| MATERIAL FOR THIS EXERCISE |
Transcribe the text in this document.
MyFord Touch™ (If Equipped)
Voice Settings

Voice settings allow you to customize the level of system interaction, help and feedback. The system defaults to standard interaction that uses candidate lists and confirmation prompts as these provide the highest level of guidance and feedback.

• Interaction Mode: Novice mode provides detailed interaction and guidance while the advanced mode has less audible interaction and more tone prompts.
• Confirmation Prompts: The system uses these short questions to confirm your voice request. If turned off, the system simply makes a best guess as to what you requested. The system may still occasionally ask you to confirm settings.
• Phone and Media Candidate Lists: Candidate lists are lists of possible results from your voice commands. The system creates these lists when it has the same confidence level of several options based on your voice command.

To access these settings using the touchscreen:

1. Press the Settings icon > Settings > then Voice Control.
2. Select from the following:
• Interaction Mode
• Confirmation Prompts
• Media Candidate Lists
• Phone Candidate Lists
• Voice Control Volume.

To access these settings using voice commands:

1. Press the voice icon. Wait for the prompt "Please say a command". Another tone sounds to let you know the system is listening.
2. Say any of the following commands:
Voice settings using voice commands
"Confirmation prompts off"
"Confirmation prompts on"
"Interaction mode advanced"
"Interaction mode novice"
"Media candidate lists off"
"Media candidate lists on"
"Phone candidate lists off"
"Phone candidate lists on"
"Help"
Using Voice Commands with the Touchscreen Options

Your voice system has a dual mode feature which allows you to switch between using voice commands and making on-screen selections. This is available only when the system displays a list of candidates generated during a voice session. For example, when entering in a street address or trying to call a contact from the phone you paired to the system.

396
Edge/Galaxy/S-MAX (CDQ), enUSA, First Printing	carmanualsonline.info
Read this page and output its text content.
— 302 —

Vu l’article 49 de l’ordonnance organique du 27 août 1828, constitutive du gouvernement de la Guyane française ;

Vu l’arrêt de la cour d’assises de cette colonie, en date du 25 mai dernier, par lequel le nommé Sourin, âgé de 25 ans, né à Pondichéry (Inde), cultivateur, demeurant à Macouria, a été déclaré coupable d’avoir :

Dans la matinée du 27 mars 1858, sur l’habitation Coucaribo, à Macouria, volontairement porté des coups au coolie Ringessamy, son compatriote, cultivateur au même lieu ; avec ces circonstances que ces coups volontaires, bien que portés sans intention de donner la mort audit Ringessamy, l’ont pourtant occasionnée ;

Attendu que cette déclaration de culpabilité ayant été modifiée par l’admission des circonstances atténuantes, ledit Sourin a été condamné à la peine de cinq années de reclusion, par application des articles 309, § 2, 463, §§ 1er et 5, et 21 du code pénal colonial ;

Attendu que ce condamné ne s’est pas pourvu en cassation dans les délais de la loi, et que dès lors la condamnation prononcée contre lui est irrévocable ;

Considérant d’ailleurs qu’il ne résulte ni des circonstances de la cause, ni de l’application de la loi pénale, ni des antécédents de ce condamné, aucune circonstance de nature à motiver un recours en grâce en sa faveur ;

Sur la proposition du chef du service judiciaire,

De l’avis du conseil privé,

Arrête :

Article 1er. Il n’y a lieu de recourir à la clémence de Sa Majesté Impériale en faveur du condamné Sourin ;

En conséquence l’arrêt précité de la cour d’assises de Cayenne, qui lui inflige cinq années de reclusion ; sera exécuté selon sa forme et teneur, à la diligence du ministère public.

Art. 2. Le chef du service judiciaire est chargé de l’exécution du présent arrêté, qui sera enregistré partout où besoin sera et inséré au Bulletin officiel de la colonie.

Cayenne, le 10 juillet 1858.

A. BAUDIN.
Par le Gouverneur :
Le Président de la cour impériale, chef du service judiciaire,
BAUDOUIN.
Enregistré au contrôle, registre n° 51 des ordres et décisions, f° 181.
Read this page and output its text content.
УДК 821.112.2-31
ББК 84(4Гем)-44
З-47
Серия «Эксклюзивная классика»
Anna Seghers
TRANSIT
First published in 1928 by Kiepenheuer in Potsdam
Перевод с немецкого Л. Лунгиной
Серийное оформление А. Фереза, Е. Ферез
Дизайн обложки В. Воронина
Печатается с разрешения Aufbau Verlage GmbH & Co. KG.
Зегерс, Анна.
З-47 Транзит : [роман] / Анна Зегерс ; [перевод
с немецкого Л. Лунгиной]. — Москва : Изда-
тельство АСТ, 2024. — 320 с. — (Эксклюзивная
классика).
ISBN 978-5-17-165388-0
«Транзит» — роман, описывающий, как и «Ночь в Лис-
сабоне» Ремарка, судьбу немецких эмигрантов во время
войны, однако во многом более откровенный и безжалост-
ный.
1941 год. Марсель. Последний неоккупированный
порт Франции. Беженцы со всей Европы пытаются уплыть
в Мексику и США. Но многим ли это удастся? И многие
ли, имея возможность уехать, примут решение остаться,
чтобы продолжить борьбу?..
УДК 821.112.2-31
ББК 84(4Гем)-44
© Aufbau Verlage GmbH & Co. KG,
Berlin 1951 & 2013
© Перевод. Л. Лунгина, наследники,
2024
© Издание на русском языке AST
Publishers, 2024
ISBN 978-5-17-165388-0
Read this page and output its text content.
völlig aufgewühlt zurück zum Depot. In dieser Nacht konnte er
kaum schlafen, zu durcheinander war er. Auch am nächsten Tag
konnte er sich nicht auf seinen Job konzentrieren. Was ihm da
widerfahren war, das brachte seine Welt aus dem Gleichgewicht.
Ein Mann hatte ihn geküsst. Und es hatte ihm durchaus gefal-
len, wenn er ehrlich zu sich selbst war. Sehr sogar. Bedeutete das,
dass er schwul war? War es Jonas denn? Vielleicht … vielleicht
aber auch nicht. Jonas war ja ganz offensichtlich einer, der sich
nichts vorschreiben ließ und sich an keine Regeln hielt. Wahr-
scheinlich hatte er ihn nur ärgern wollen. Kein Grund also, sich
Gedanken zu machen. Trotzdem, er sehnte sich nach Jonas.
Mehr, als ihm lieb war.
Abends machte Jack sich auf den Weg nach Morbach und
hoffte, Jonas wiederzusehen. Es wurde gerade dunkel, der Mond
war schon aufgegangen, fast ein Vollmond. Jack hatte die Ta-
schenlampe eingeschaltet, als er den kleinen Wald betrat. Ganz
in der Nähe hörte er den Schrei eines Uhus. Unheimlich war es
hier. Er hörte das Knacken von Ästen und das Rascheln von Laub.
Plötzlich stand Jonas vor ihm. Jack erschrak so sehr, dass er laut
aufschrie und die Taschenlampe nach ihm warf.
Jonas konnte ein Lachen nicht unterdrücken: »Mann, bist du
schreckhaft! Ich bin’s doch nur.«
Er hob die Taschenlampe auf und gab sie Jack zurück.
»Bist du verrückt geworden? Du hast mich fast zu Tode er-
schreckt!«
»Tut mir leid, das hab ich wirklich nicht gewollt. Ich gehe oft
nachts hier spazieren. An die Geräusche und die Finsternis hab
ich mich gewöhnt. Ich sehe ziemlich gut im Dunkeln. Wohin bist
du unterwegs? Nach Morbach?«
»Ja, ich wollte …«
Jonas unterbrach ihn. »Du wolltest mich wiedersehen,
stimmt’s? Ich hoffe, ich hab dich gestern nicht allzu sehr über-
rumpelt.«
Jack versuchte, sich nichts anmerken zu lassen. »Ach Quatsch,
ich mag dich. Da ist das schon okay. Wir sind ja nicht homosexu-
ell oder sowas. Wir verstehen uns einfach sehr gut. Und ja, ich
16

| GIVEN INSTRUCTION |
A number is the only answer here: how many lines of the material above contain "классика"?

| RESPONSE TO THIS TASK |
2